WHAT IS NEEDED :: Your task is to give the listing below back word for word, pictures excluded.

DATA RECORDS ::
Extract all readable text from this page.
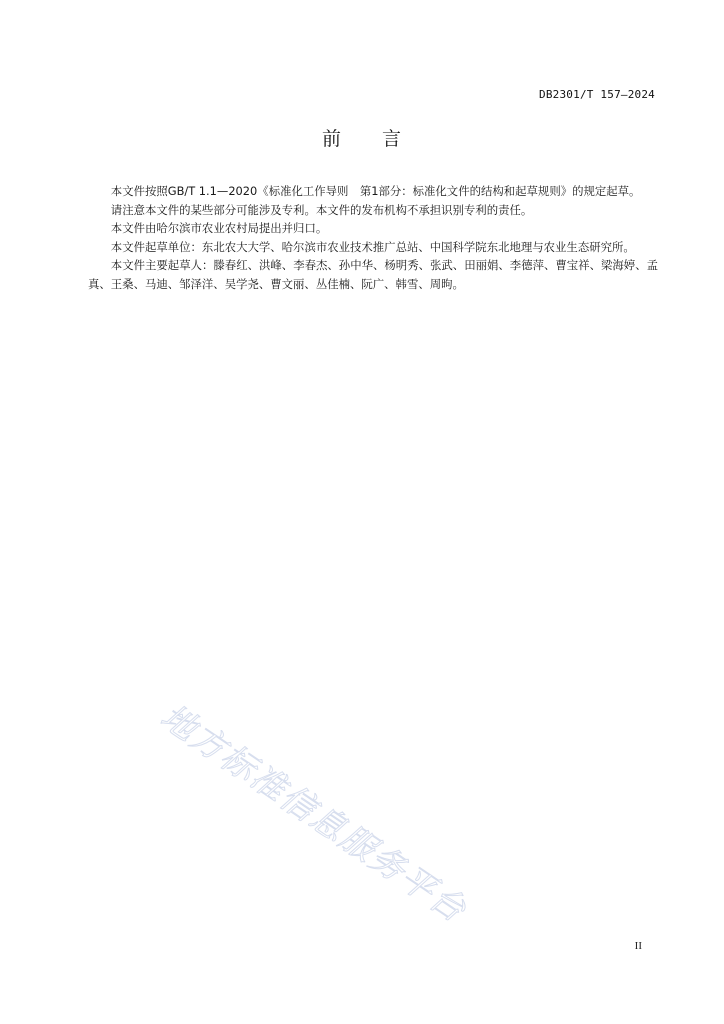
DB2301/T 157—2024
前 言

本文件按照GB/T 1.1—2020《标准化工作导则　第1部分：标准化文件的结构和起草规则》的规定起草。

请注意本文件的某些部分可能涉及专利。本文件的发布机构不承担识别专利的责任。

本文件由哈尔滨市农业农村局提出并归口。

本文件起草单位：东北农大大学、哈尔滨市农业技术推广总站、中国科学院东北地理与农业生态研究所。

本文件主要起草人：滕春红、洪峰、李春杰、孙中华、杨明秀、张武、田丽娟、李德萍、曹宝祥、梁海婷、孟真、王桑、马迪、邹泽洋、吴学尧、曹文丽、丛佳楠、阮广、韩雪、周昫。

地方标准信息服务平台
II
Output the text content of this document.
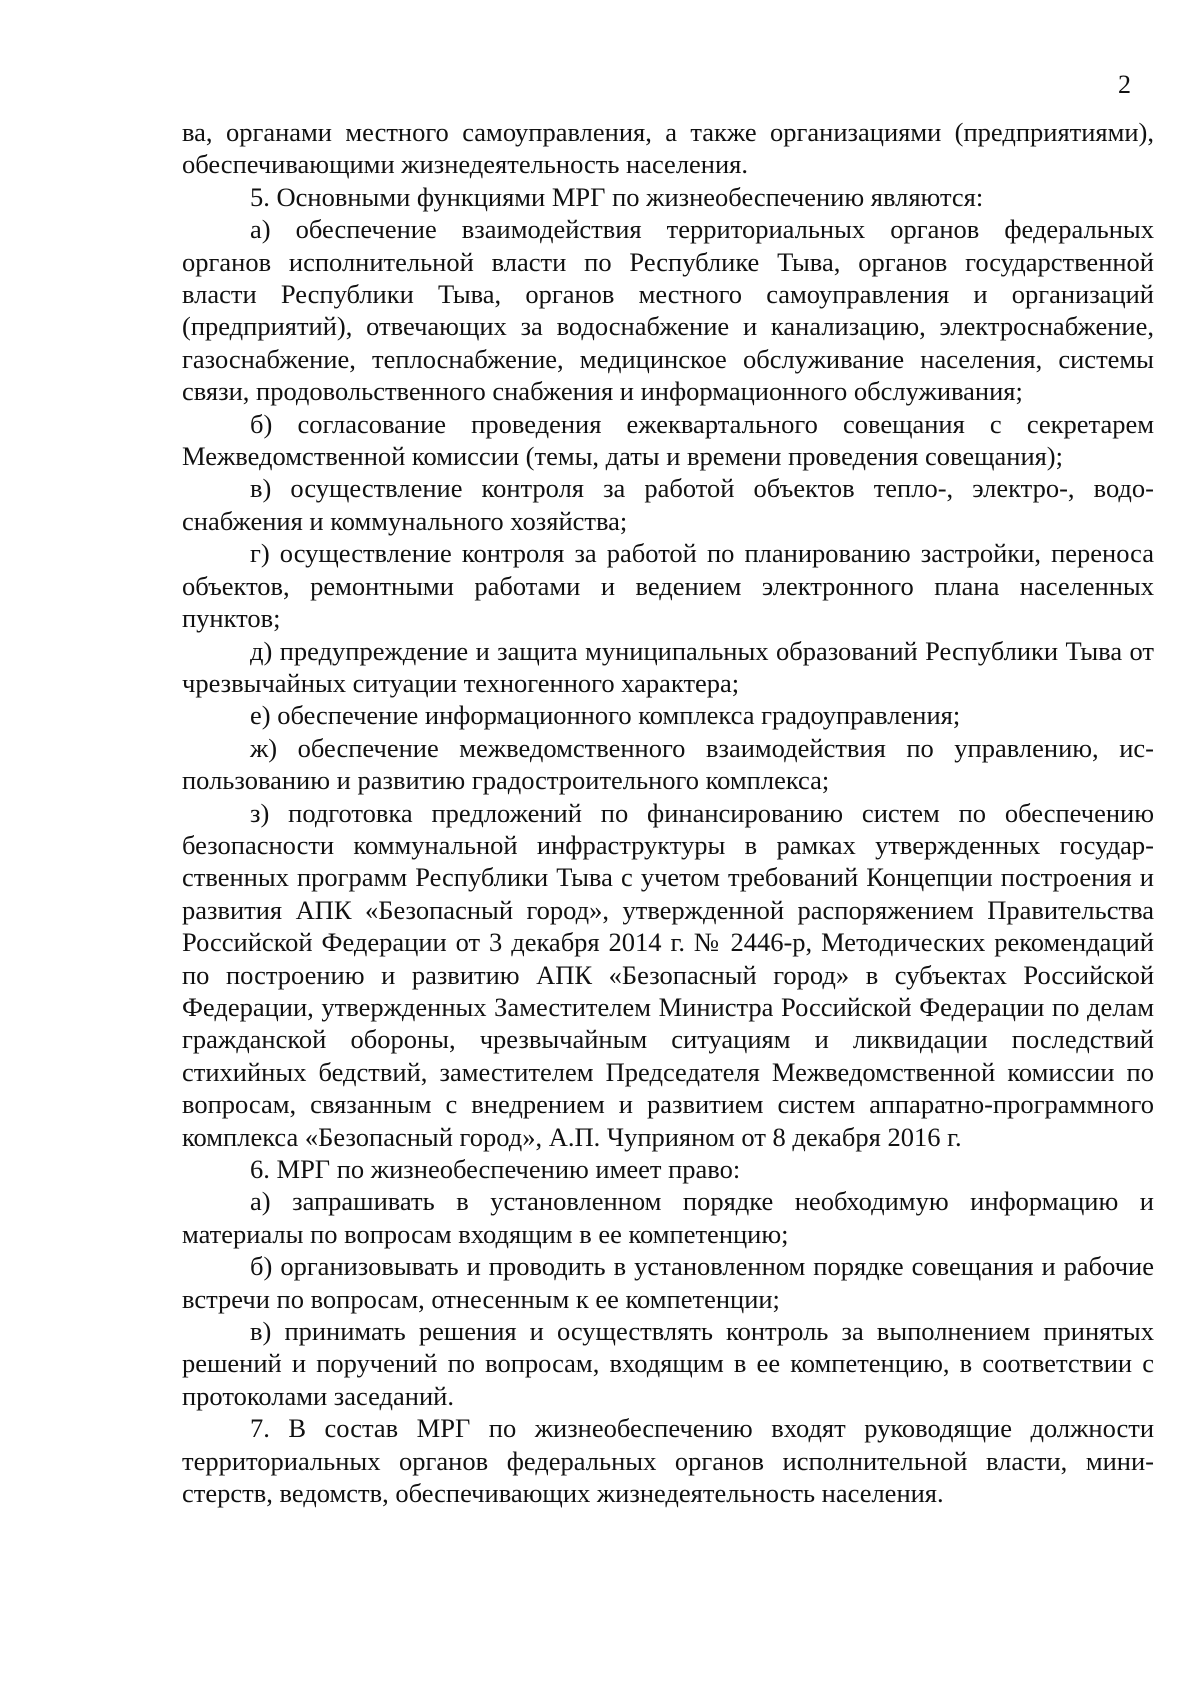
2

ва, органами местного самоуправления, а также организациями (предприятиями), обеспечивающими жизнедеятельность населения.

5. Основными функциями МРГ по жизнеобеспечению являются:

а) обеспечение взаимодействия территориальных органов федеральных органов исполнительной власти по Республике Тыва, органов государственной власти Республики Тыва, органов местного самоуправления и организаций (предприятий), отвечающих за водоснабжение и канализацию, электроснабжение, газоснабжение, теплоснабжение, медицинское обслуживание населения, системы связи, продовольственного снабжения и информационного обслуживания;

б) согласование проведения ежеквартального совещания с секретарем Межведомственной комиссии (темы, даты и времени проведения совещания);

в) осуществление контроля за работой объектов тепло-, электро-, водоснабжения и коммунального хозяйства;

г) осуществление контроля за работой по планированию застройки, переноса объектов, ремонтными работами и ведением электронного плана населенных пунктов;

д) предупреждение и защита муниципальных образований Республики Тыва от чрезвычайных ситуации техногенного характера;

е) обеспечение информационного комплекса градоуправления;

ж) обеспечение межведомственного взаимодействия по управлению, использованию и развитию градостроительного комплекса;

з) подготовка предложений по финансированию систем по обеспечению безопасности коммунальной инфраструктуры в рамках утвержденных государственных программ Республики Тыва с учетом требований Концепции построения и развития АПК «Безопасный город», утвержденной распоряжением Правительства Российской Федерации от 3 декабря 2014 г. № 2446-р, Методических рекомендаций по построению и развитию АПК «Безопасный город» в субъектах Российской Федерации, утвержденных Заместителем Министра Российской Федерации по делам гражданской обороны, чрезвычайным ситуациям и ликвидации последствий стихийных бедствий, заместителем Председателя Межведомственной комиссии по вопросам, связанным с внедрением и развитием систем аппаратно-программного комплекса «Безопасный город», А.П. Чуприяном от 8 декабря 2016 г.

6. МРГ по жизнеобеспечению имеет право:

а) запрашивать в установленном порядке необходимую информацию и материалы по вопросам входящим в ее компетенцию;

б) организовывать и проводить в установленном порядке совещания и рабочие встречи по вопросам, отнесенным к ее компетенции;

в) принимать решения и осуществлять контроль за выполнением принятых решений и поручений по вопросам, входящим в ее компетенцию, в соответствии с протоколами заседаний.

7. В состав МРГ по жизнеобеспечению входят руководящие должности территориальных органов федеральных органов исполнительной власти, министерств, ведомств, обеспечивающих жизнедеятельность населения.
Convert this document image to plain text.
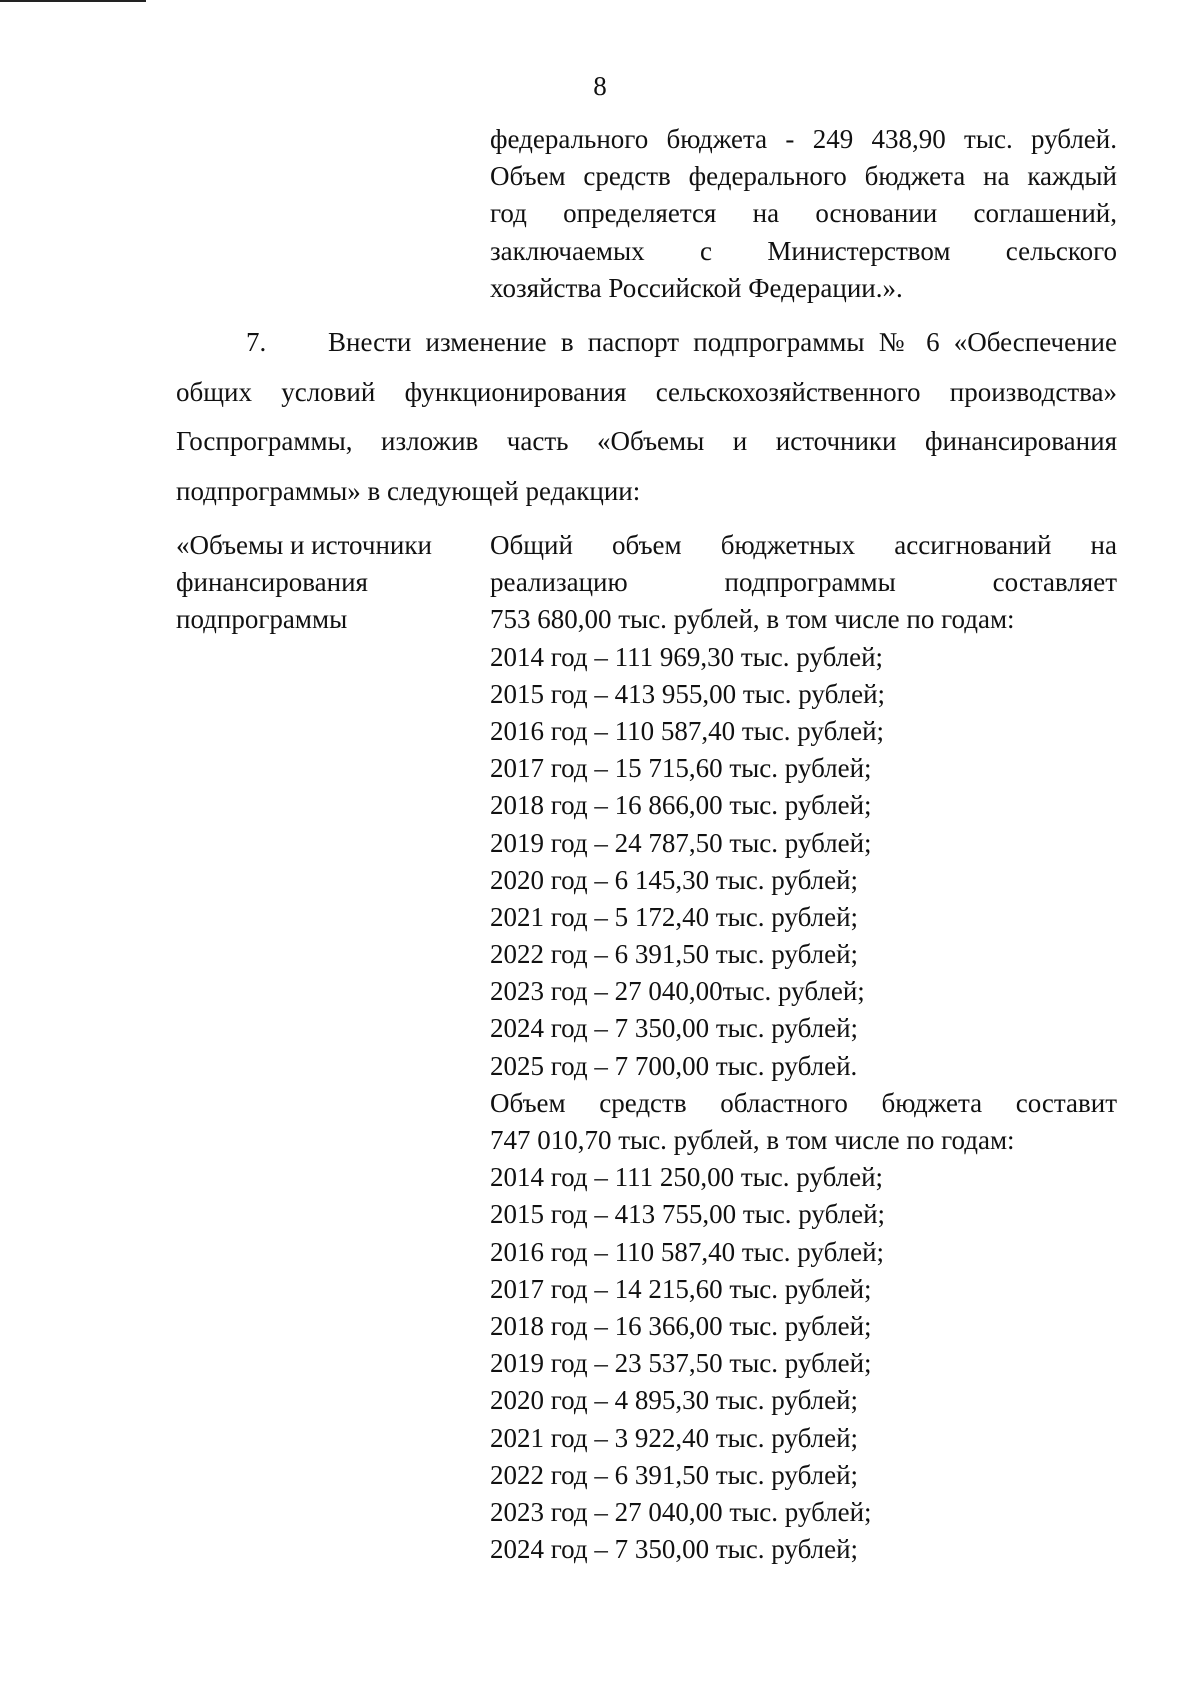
8
федерального бюджета - 249 438,90 тыс. рублей.
Объем средств федерального бюджета на каждый
год определяется на основании соглашений,
заключаемых с Министерством сельского
хозяйства Российской Федерации.».
7. Внести изменение в паспорт подпрограммы № 6 «Обеспечение
общих условий функционирования сельскохозяйственного производства»
Госпрограммы, изложив часть «Объемы и источники финансирования
подпрограммы» в следующей редакции:
«Объемы и источники
финансирования
подпрограммы
Общий объем бюджетных ассигнований на
реализацию подпрограммы составляет
753 680,00 тыс. рублей, в том числе по годам:
2014 год – 111 969,30 тыс. рублей;
2015 год – 413 955,00 тыс. рублей;
2016 год – 110 587,40 тыс. рублей;
2017 год – 15 715,60 тыс. рублей;
2018 год – 16 866,00 тыс. рублей;
2019 год – 24 787,50 тыс. рублей;
2020 год – 6 145,30 тыс. рублей;
2021 год – 5 172,40 тыс. рублей;
2022 год – 6 391,50 тыс. рублей;
2023 год – 27 040,00тыс. рублей;
2024 год – 7 350,00 тыс. рублей;
2025 год – 7 700,00 тыс. рублей.
Объем средств областного бюджета составит
747 010,70 тыс. рублей, в том числе по годам:
2014 год – 111 250,00 тыс. рублей;
2015 год – 413 755,00 тыс. рублей;
2016 год – 110 587,40 тыс. рублей;
2017 год – 14 215,60 тыс. рублей;
2018 год – 16 366,00 тыс. рублей;
2019 год – 23 537,50 тыс. рублей;
2020 год – 4 895,30 тыс. рублей;
2021 год – 3 922,40 тыс. рублей;
2022 год – 6 391,50 тыс. рублей;
2023 год – 27 040,00 тыс. рублей;
2024 год – 7 350,00 тыс. рублей;
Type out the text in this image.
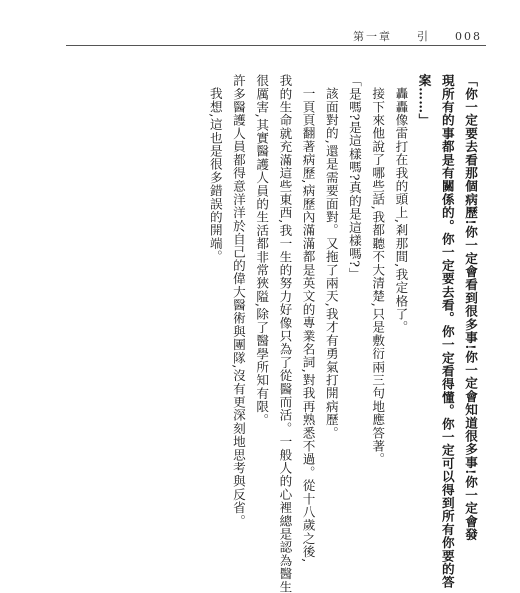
第一章 引 008
「你一定要去看那個病歷!你一定會看到很多事!你一定會知道很多事!你一定會發
現所有的事都是有關係的。你一定要去看。你一定看得懂。你一定可以得到所有你要的答
案……」
轟轟像雷打在我的頭上,剎那間,我定格了。
接下來他說了哪些話,我都聽不大清楚,只是敷衍兩三句地應答著。
「是嗎?是這樣嗎?真的是這樣嗎?」
該面對的,還是需要面對。又拖了兩天,我才有勇氣打開病歷。
一頁頁翻著病歷,病歷內滿滿都是英文的專業名詞,對我再熟悉不過。從十八歲之後,
我的生命就充滿這些東西,我一生的努力好像只為了從醫而活。一般人的心裡總是認為醫生
很厲害,其實醫護人員的生活都非常狹隘,除了醫學所知有限。
許多醫護人員都得意洋洋於自己的偉大醫術與團隊,沒有更深刻地思考與反省。
我想,這也是很多錯誤的開端。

WORKED SOLUTION ::
Extract all readable text from this page.
DB2301/T 157—2024
前 言

本文件按照GB/T 1.1—2020《标准化工作导则　第1部分：标准化文件的结构和起草规则》的规定起草。

请注意本文件的某些部分可能涉及专利。本文件的发布机构不承担识别专利的责任。

本文件由哈尔滨市农业农村局提出并归口。

本文件起草单位：东北农大大学、哈尔滨市农业技术推广总站、中国科学院东北地理与农业生态研究所。

本文件主要起草人：滕春红、洪峰、李春杰、孙中华、杨明秀、张武、田丽娟、李德萍、曹宝祥、梁海婷、孟真、王桑、马迪、邹泽洋、吴学尧、曹文丽、丛佳楠、阮广、韩雪、周昫。

地方标准信息服务平台
II
Output the text content of this document.
2

ва, органами местного самоуправления, а также организациями (предприятиями), обеспечивающими жизнедеятельность населения.

5. Основными функциями МРГ по жизнеобеспечению являются:

а) обеспечение взаимодействия территориальных органов федеральных органов исполнительной власти по Республике Тыва, органов государственной власти Республики Тыва, органов местного самоуправления и организаций (предприятий), отвечающих за водоснабжение и канализацию, электроснабжение, газоснабжение, теплоснабжение, медицинское обслуживание населения, системы связи, продовольственного снабжения и информационного обслуживания;

б) согласование проведения ежеквартального совещания с секретарем Межведомственной комиссии (темы, даты и времени проведения совещания);

в) осуществление контроля за работой объектов тепло-, электро-, водоснабжения и коммунального хозяйства;

г) осуществление контроля за работой по планированию застройки, переноса объектов, ремонтными работами и ведением электронного плана населенных пунктов;

д) предупреждение и защита муниципальных образований Республики Тыва от чрезвычайных ситуации техногенного характера;

е) обеспечение информационного комплекса градоуправления;

ж) обеспечение межведомственного взаимодействия по управлению, использованию и развитию градостроительного комплекса;

з) подготовка предложений по финансированию систем по обеспечению безопасности коммунальной инфраструктуры в рамках утвержденных государственных программ Республики Тыва с учетом требований Концепции построения и развития АПК «Безопасный город», утвержденной распоряжением Правительства Российской Федерации от 3 декабря 2014 г. № 2446-р, Методических рекомендаций по построению и развитию АПК «Безопасный город» в субъектах Российской Федерации, утвержденных Заместителем Министра Российской Федерации по делам гражданской обороны, чрезвычайным ситуациям и ликвидации последствий стихийных бедствий, заместителем Председателя Межведомственной комиссии по вопросам, связанным с внедрением и развитием систем аппаратно-программного комплекса «Безопасный город», А.П. Чуприяном от 8 декабря 2016 г.

6. МРГ по жизнеобеспечению имеет право:

а) запрашивать в установленном порядке необходимую информацию и материалы по вопросам входящим в ее компетенцию;

б) организовывать и проводить в установленном порядке совещания и рабочие встречи по вопросам, отнесенным к ее компетенции;

в) принимать решения и осуществлять контроль за выполнением принятых решений и поручений по вопросам, входящим в ее компетенцию, в соответствии с протоколами заседаний.

7. В состав МРГ по жизнеобеспечению входят руководящие должности территориальных органов федеральных органов исполнительной власти, министерств, ведомств, обеспечивающих жизнедеятельность населения.
Convert this document image to plain text.
8
федерального бюджета - 249 438,90 тыс. рублей.
Объем средств федерального бюджета на каждый
год определяется на основании соглашений,
заключаемых с Министерством сельского
хозяйства Российской Федерации.».
7. Внести изменение в паспорт подпрограммы № 6 «Обеспечение
общих условий функционирования сельскохозяйственного производства»
Госпрограммы, изложив часть «Объемы и источники финансирования
подпрограммы» в следующей редакции:
«Объемы и источники
финансирования
подпрограммы
Общий объем бюджетных ассигнований на
реализацию подпрограммы составляет
753 680,00 тыс. рублей, в том числе по годам:
2014 год – 111 969,30 тыс. рублей;
2015 год – 413 955,00 тыс. рублей;
2016 год – 110 587,40 тыс. рублей;
2017 год – 15 715,60 тыс. рублей;
2018 год – 16 866,00 тыс. рублей;
2019 год – 24 787,50 тыс. рублей;
2020 год – 6 145,30 тыс. рублей;
2021 год – 5 172,40 тыс. рублей;
2022 год – 6 391,50 тыс. рублей;
2023 год – 27 040,00тыс. рублей;
2024 год – 7 350,00 тыс. рублей;
2025 год – 7 700,00 тыс. рублей.
Объем средств областного бюджета составит
747 010,70 тыс. рублей, в том числе по годам:
2014 год – 111 250,00 тыс. рублей;
2015 год – 413 755,00 тыс. рублей;
2016 год – 110 587,40 тыс. рублей;
2017 год – 14 215,60 тыс. рублей;
2018 год – 16 366,00 тыс. рублей;
2019 год – 23 537,50 тыс. рублей;
2020 год – 4 895,30 тыс. рублей;
2021 год – 3 922,40 тыс. рублей;
2022 год – 6 391,50 тыс. рублей;
2023 год – 27 040,00 тыс. рублей;
2024 год – 7 350,00 тыс. рублей;
Type out the text in this image.
第一章 引 008
「你一定要去看那個病歷!你一定會看到很多事!你一定會知道很多事!你一定會發
現所有的事都是有關係的。你一定要去看。你一定看得懂。你一定可以得到所有你要的答
案……」
轟轟像雷打在我的頭上,剎那間,我定格了。
接下來他說了哪些話,我都聽不大清楚,只是敷衍兩三句地應答著。
「是嗎?是這樣嗎?真的是這樣嗎?」
該面對的,還是需要面對。又拖了兩天,我才有勇氣打開病歷。
一頁頁翻著病歷,病歷內滿滿都是英文的專業名詞,對我再熟悉不過。從十八歲之後,
我的生命就充滿這些東西,我一生的努力好像只為了從醫而活。一般人的心裡總是認為醫生
很厲害,其實醫護人員的生活都非常狹隘,除了醫學所知有限。
許多醫護人員都得意洋洋於自己的偉大醫術與團隊,沒有更深刻地思考與反省。
我想,這也是很多錯誤的開端。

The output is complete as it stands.